• **WHAT THE TASK ASKS**
Report the count of lines holding "CopieCle" in the records, with no other words.

• **Records from a collection**
_ _ _
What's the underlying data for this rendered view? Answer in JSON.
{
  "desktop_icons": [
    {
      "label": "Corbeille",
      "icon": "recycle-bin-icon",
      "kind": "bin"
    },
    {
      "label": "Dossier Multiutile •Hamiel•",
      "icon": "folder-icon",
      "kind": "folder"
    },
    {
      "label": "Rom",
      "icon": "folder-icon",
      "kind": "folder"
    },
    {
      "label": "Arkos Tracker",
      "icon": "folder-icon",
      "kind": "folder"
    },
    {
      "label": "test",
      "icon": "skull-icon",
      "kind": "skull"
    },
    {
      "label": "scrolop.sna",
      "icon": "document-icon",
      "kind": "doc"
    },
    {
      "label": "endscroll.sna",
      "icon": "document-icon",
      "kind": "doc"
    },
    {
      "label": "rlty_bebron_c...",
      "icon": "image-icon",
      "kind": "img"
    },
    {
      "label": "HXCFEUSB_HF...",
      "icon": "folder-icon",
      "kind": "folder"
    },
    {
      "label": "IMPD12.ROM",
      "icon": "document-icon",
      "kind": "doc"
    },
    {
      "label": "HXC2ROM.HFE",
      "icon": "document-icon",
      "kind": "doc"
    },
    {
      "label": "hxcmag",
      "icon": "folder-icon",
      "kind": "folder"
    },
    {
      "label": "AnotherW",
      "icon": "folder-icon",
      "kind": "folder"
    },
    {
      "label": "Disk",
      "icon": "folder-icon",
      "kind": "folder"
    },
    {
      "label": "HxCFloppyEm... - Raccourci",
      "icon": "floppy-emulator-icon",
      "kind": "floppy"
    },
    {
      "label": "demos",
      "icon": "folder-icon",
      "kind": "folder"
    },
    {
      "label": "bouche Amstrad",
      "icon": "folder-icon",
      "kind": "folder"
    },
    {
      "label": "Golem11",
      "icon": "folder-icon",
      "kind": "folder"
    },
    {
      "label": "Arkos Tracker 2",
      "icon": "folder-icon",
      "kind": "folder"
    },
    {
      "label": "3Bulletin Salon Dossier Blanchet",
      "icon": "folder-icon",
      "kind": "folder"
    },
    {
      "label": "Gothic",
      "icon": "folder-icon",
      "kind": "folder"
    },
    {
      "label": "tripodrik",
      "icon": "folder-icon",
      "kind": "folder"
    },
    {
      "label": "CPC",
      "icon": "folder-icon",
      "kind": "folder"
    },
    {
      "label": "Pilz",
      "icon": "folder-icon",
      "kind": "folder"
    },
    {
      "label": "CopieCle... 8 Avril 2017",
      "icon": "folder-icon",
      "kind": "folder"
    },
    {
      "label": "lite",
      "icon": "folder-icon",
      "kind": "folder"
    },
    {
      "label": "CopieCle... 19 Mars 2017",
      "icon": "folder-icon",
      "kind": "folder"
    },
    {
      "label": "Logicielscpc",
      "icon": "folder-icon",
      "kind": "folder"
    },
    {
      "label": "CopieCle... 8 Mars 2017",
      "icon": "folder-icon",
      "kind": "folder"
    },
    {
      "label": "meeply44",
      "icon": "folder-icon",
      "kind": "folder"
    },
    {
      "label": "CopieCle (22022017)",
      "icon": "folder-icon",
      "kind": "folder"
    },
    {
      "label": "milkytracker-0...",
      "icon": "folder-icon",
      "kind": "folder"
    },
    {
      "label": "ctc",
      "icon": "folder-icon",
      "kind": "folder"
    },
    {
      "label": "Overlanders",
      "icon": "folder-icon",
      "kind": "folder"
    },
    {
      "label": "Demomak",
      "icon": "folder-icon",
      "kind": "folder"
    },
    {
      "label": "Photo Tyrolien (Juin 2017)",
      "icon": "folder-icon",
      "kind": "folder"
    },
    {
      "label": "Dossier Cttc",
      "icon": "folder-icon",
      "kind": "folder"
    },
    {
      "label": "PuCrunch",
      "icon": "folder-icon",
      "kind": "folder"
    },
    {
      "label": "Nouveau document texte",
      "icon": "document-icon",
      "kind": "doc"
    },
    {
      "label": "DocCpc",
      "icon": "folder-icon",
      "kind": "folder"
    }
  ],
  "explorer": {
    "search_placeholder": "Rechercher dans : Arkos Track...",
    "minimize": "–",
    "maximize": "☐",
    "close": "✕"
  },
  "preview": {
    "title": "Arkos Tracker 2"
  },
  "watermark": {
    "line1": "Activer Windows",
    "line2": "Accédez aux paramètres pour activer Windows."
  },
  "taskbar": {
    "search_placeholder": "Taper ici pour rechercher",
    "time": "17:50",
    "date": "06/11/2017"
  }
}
_ _ _
• **CORRECT RESULT**
4